═════ Records for this exercise

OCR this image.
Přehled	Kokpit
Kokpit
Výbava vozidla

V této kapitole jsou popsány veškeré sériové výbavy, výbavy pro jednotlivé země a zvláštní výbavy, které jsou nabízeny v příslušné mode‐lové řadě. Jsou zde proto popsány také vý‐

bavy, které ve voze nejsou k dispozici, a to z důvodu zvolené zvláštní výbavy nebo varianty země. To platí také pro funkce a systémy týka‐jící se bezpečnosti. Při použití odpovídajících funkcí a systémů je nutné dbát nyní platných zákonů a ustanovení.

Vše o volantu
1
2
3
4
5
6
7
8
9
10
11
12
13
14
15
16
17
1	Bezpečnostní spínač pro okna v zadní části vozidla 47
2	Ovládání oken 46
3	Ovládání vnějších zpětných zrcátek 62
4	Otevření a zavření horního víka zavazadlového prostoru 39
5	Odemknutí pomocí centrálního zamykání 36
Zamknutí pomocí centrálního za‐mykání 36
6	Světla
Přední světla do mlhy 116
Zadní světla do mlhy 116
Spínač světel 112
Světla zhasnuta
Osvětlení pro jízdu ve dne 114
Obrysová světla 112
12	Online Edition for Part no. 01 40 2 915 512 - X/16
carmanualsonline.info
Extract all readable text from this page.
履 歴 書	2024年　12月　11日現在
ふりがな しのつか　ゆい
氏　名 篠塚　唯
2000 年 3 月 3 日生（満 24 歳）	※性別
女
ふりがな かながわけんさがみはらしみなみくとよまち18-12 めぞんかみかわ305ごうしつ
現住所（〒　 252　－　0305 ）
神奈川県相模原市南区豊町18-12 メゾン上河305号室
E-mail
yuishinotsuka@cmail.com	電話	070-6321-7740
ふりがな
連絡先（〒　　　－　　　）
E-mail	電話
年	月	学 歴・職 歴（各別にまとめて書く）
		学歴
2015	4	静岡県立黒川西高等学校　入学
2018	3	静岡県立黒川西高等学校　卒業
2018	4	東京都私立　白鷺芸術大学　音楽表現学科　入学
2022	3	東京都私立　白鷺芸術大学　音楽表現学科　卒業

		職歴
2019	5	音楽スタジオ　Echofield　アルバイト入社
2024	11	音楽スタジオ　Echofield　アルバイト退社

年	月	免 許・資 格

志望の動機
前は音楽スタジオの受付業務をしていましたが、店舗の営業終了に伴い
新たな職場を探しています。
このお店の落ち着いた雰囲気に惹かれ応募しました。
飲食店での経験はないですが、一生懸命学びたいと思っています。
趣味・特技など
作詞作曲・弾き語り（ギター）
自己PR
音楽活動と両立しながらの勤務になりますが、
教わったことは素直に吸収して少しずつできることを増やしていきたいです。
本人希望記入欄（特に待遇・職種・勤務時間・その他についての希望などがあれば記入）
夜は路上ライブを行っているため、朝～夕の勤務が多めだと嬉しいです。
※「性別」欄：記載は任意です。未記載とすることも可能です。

══════════
═════ Records for this exercise

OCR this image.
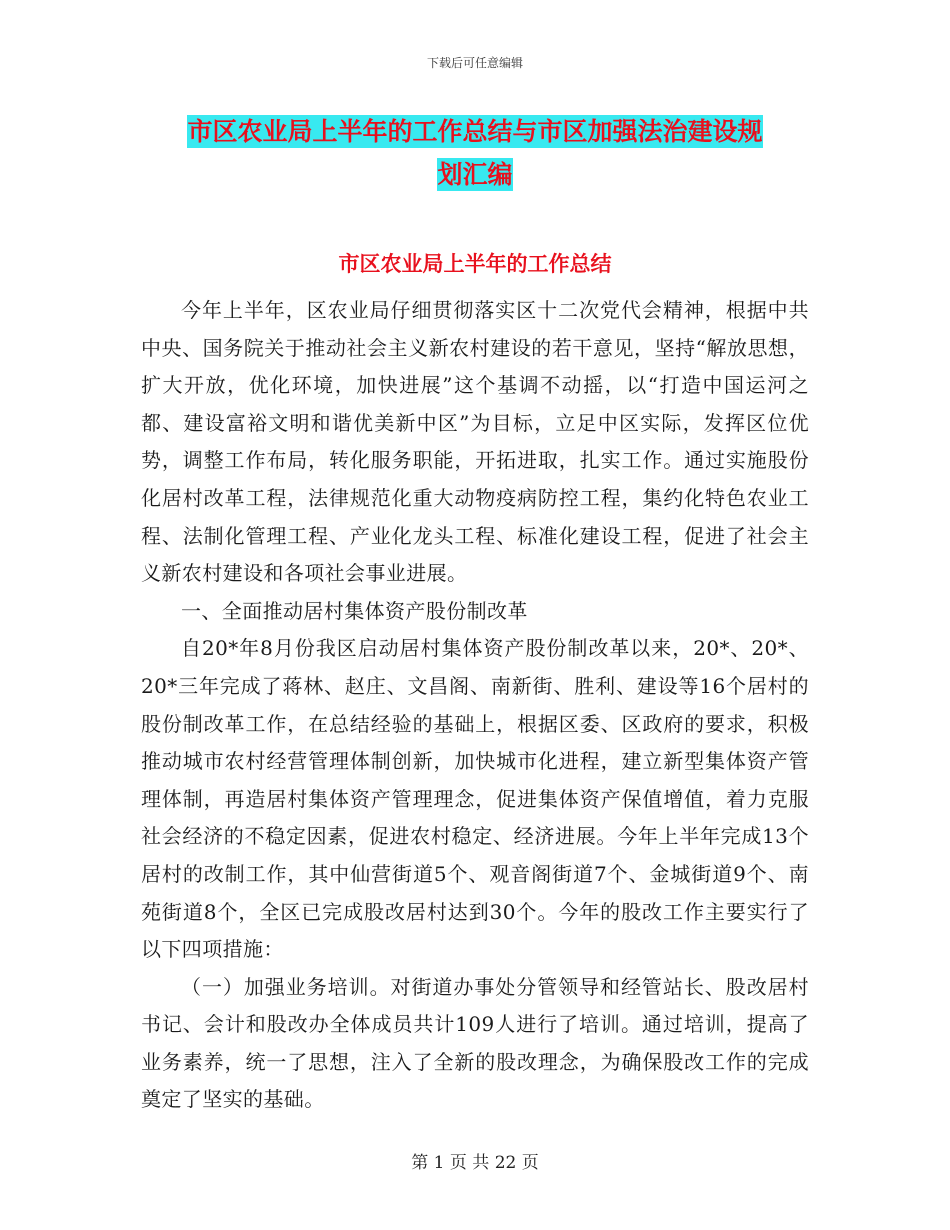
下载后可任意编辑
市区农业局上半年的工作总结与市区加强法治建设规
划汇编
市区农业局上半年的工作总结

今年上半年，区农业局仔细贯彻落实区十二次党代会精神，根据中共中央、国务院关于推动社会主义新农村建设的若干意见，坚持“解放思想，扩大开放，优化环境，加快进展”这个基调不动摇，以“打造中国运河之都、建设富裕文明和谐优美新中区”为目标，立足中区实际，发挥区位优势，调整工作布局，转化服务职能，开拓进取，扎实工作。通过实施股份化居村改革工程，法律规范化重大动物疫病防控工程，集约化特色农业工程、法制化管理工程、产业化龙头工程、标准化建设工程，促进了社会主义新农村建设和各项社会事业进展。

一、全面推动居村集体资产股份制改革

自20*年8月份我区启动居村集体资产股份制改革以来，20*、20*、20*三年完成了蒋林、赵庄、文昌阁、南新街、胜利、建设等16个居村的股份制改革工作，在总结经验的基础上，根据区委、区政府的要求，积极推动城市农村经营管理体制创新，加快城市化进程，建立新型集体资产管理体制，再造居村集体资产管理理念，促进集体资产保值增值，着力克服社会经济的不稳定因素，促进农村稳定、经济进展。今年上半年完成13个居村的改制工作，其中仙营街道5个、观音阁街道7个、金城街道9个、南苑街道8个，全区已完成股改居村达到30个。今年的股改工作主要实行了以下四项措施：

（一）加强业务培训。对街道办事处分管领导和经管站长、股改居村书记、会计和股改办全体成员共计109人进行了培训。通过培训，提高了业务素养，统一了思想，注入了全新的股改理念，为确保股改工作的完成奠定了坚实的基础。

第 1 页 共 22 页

══════════

> Problem statement: Identify each line in the records above containing the word "白鷺芸術大学"; copy those lines.

> Full solution:
2018	4	東京都私立　白鷺芸術大学　音楽表現学科　入学
2022	3	東京都私立　白鷺芸術大学　音楽表現学科　卒業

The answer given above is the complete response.